Data items:
......
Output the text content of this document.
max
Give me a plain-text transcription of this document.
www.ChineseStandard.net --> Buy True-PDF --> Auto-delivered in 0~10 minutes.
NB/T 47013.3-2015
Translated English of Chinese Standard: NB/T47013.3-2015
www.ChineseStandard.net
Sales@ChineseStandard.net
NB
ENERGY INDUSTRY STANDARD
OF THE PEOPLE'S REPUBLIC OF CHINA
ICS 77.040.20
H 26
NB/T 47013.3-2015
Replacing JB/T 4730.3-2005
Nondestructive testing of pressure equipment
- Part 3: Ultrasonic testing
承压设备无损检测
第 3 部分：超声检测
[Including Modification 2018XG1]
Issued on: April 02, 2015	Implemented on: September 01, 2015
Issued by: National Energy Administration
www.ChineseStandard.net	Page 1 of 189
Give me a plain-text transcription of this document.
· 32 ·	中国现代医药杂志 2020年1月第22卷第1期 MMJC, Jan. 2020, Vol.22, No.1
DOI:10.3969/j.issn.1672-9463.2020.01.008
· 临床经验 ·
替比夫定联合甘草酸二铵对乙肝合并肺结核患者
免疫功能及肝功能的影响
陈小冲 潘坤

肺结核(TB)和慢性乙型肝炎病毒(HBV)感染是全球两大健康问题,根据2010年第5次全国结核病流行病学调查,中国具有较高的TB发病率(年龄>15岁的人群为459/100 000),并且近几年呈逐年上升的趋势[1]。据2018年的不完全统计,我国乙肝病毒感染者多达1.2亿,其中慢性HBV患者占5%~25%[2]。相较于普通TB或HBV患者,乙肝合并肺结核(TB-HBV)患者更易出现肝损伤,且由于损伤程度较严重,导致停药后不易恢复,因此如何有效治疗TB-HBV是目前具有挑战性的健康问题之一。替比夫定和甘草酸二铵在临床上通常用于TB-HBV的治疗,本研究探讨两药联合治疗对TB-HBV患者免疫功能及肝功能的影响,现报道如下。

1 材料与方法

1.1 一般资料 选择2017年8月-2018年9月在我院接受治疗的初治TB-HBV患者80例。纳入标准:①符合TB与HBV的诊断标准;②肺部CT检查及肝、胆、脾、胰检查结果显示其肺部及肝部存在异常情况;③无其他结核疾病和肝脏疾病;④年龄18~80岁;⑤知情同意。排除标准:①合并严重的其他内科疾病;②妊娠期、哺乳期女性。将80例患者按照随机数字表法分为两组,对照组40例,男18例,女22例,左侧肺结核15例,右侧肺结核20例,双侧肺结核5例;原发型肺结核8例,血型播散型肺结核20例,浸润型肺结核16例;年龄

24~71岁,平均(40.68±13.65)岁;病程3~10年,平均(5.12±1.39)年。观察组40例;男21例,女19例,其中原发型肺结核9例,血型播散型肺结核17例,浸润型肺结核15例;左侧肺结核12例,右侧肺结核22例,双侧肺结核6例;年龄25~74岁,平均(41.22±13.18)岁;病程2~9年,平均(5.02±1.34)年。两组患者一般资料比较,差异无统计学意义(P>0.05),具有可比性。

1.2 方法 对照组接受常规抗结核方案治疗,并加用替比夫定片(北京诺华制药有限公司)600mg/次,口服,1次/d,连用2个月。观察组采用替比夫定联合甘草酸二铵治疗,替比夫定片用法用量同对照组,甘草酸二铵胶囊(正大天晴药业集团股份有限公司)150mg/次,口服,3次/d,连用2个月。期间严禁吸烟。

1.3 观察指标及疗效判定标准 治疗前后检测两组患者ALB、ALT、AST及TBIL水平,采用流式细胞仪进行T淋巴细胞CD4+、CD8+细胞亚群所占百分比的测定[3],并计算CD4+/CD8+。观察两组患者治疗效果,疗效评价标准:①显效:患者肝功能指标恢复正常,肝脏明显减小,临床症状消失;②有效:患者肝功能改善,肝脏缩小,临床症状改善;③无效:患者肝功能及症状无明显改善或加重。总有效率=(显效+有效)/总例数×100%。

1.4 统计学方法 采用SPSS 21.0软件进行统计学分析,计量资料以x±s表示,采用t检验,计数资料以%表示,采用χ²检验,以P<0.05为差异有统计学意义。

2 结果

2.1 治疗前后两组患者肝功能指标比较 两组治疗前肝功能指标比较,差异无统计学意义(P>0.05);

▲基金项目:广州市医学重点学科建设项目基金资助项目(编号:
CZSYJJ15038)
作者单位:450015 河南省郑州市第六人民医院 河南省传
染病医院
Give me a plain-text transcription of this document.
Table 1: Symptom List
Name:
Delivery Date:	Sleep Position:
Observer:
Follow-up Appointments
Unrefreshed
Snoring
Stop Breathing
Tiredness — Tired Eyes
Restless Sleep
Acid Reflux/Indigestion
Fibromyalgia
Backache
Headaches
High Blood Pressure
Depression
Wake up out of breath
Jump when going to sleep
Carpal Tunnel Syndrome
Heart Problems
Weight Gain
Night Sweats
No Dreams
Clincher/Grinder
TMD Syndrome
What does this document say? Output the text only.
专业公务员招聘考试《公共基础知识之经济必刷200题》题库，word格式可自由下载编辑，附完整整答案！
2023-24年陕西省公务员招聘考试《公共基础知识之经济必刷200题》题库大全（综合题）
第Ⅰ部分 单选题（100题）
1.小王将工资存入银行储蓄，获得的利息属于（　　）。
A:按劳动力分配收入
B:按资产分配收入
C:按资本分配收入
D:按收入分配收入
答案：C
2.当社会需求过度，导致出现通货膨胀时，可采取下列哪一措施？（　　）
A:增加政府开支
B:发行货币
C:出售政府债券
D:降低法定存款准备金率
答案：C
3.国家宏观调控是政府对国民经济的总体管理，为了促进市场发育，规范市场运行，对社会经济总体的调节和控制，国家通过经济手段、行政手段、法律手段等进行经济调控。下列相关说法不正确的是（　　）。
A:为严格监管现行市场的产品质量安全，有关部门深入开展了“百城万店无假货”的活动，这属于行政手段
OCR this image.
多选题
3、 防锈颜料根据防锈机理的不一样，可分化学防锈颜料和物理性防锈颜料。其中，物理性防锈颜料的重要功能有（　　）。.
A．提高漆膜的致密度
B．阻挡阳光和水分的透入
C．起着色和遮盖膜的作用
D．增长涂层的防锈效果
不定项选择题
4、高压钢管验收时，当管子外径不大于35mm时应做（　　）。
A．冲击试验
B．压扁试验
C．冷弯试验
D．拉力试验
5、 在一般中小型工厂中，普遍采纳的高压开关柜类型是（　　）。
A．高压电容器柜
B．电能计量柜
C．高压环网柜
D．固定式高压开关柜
......
Exercise instructions: Copy down the whole of the data above, matching it exactly.

Correct output:
Output the text content of this document.
max
Give me a plain-text transcription of this document.
www.ChineseStandard.net --> Buy True-PDF --> Auto-delivered in 0~10 minutes.
NB/T 47013.3-2015
Translated English of Chinese Standard: NB/T47013.3-2015
www.ChineseStandard.net
Sales@ChineseStandard.net
NB
ENERGY INDUSTRY STANDARD
OF THE PEOPLE'S REPUBLIC OF CHINA
ICS 77.040.20
H 26
NB/T 47013.3-2015
Replacing JB/T 4730.3-2005
Nondestructive testing of pressure equipment
- Part 3: Ultrasonic testing
承压设备无损检测
第 3 部分：超声检测
[Including Modification 2018XG1]
Issued on: April 02, 2015	Implemented on: September 01, 2015
Issued by: National Energy Administration
www.ChineseStandard.net	Page 1 of 189
Give me a plain-text transcription of this document.
· 32 ·	中国现代医药杂志 2020年1月第22卷第1期 MMJC, Jan. 2020, Vol.22, No.1
DOI:10.3969/j.issn.1672-9463.2020.01.008
· 临床经验 ·
替比夫定联合甘草酸二铵对乙肝合并肺结核患者
免疫功能及肝功能的影响
陈小冲 潘坤

肺结核(TB)和慢性乙型肝炎病毒(HBV)感染是全球两大健康问题,根据2010年第5次全国结核病流行病学调查,中国具有较高的TB发病率(年龄>15岁的人群为459/100 000),并且近几年呈逐年上升的趋势[1]。据2018年的不完全统计,我国乙肝病毒感染者多达1.2亿,其中慢性HBV患者占5%~25%[2]。相较于普通TB或HBV患者,乙肝合并肺结核(TB-HBV)患者更易出现肝损伤,且由于损伤程度较严重,导致停药后不易恢复,因此如何有效治疗TB-HBV是目前具有挑战性的健康问题之一。替比夫定和甘草酸二铵在临床上通常用于TB-HBV的治疗,本研究探讨两药联合治疗对TB-HBV患者免疫功能及肝功能的影响,现报道如下。

1 材料与方法

1.1 一般资料 选择2017年8月-2018年9月在我院接受治疗的初治TB-HBV患者80例。纳入标准:①符合TB与HBV的诊断标准;②肺部CT检查及肝、胆、脾、胰检查结果显示其肺部及肝部存在异常情况;③无其他结核疾病和肝脏疾病;④年龄18~80岁;⑤知情同意。排除标准:①合并严重的其他内科疾病;②妊娠期、哺乳期女性。将80例患者按照随机数字表法分为两组,对照组40例,男18例,女22例,左侧肺结核15例,右侧肺结核20例,双侧肺结核5例;原发型肺结核8例,血型播散型肺结核20例,浸润型肺结核16例;年龄

24~71岁,平均(40.68±13.65)岁;病程3~10年,平均(5.12±1.39)年。观察组40例;男21例,女19例,其中原发型肺结核9例,血型播散型肺结核17例,浸润型肺结核15例;左侧肺结核12例,右侧肺结核22例,双侧肺结核6例;年龄25~74岁,平均(41.22±13.18)岁;病程2~9年,平均(5.02±1.34)年。两组患者一般资料比较,差异无统计学意义(P>0.05),具有可比性。

1.2 方法 对照组接受常规抗结核方案治疗,并加用替比夫定片(北京诺华制药有限公司)600mg/次,口服,1次/d,连用2个月。观察组采用替比夫定联合甘草酸二铵治疗,替比夫定片用法用量同对照组,甘草酸二铵胶囊(正大天晴药业集团股份有限公司)150mg/次,口服,3次/d,连用2个月。期间严禁吸烟。

1.3 观察指标及疗效判定标准 治疗前后检测两组患者ALB、ALT、AST及TBIL水平,采用流式细胞仪进行T淋巴细胞CD4+、CD8+细胞亚群所占百分比的测定[3],并计算CD4+/CD8+。观察两组患者治疗效果,疗效评价标准:①显效:患者肝功能指标恢复正常,肝脏明显减小,临床症状消失;②有效:患者肝功能改善,肝脏缩小,临床症状改善;③无效:患者肝功能及症状无明显改善或加重。总有效率=(显效+有效)/总例数×100%。

1.4 统计学方法 采用SPSS 21.0软件进行统计学分析,计量资料以x±s表示,采用t检验,计数资料以%表示,采用χ²检验,以P<0.05为差异有统计学意义。

2 结果

2.1 治疗前后两组患者肝功能指标比较 两组治疗前肝功能指标比较,差异无统计学意义(P>0.05);

▲基金项目:广州市医学重点学科建设项目基金资助项目(编号:
CZSYJJ15038)
作者单位:450015 河南省郑州市第六人民医院 河南省传
染病医院
Give me a plain-text transcription of this document.
Table 1: Symptom List
Name:
Delivery Date:	Sleep Position:
Observer:
Follow-up Appointments
Unrefreshed
Snoring
Stop Breathing
Tiredness — Tired Eyes
Restless Sleep
Acid Reflux/Indigestion
Fibromyalgia
Backache
Headaches
High Blood Pressure
Depression
Wake up out of breath
Jump when going to sleep
Carpal Tunnel Syndrome
Heart Problems
Weight Gain
Night Sweats
No Dreams
Clincher/Grinder
TMD Syndrome
What does this document say? Output the text only.
专业公务员招聘考试《公共基础知识之经济必刷200题》题库，word格式可自由下载编辑，附完整整答案！
2023-24年陕西省公务员招聘考试《公共基础知识之经济必刷200题》题库大全（综合题）
第Ⅰ部分 单选题（100题）
1.小王将工资存入银行储蓄，获得的利息属于（　　）。
A:按劳动力分配收入
B:按资产分配收入
C:按资本分配收入
D:按收入分配收入
答案：C
2.当社会需求过度，导致出现通货膨胀时，可采取下列哪一措施？（　　）
A:增加政府开支
B:发行货币
C:出售政府债券
D:降低法定存款准备金率
答案：C
3.国家宏观调控是政府对国民经济的总体管理，为了促进市场发育，规范市场运行，对社会经济总体的调节和控制，国家通过经济手段、行政手段、法律手段等进行经济调控。下列相关说法不正确的是（　　）。
A:为严格监管现行市场的产品质量安全，有关部门深入开展了“百城万店无假货”的活动，这属于行政手段
OCR this image.
多选题
3、 防锈颜料根据防锈机理的不一样，可分化学防锈颜料和物理性防锈颜料。其中，物理性防锈颜料的重要功能有（　　）。.
A．提高漆膜的致密度
B．阻挡阳光和水分的透入
C．起着色和遮盖膜的作用
D．增长涂层的防锈效果
不定项选择题
4、高压钢管验收时，当管子外径不大于35mm时应做（　　）。
A．冲击试验
B．压扁试验
C．冷弯试验
D．拉力试验
5、 在一般中小型工厂中，普遍采纳的高压开关柜类型是（　　）。
A．高压电容器柜
B．电能计量柜
C．高压环网柜
D．固定式高压开关柜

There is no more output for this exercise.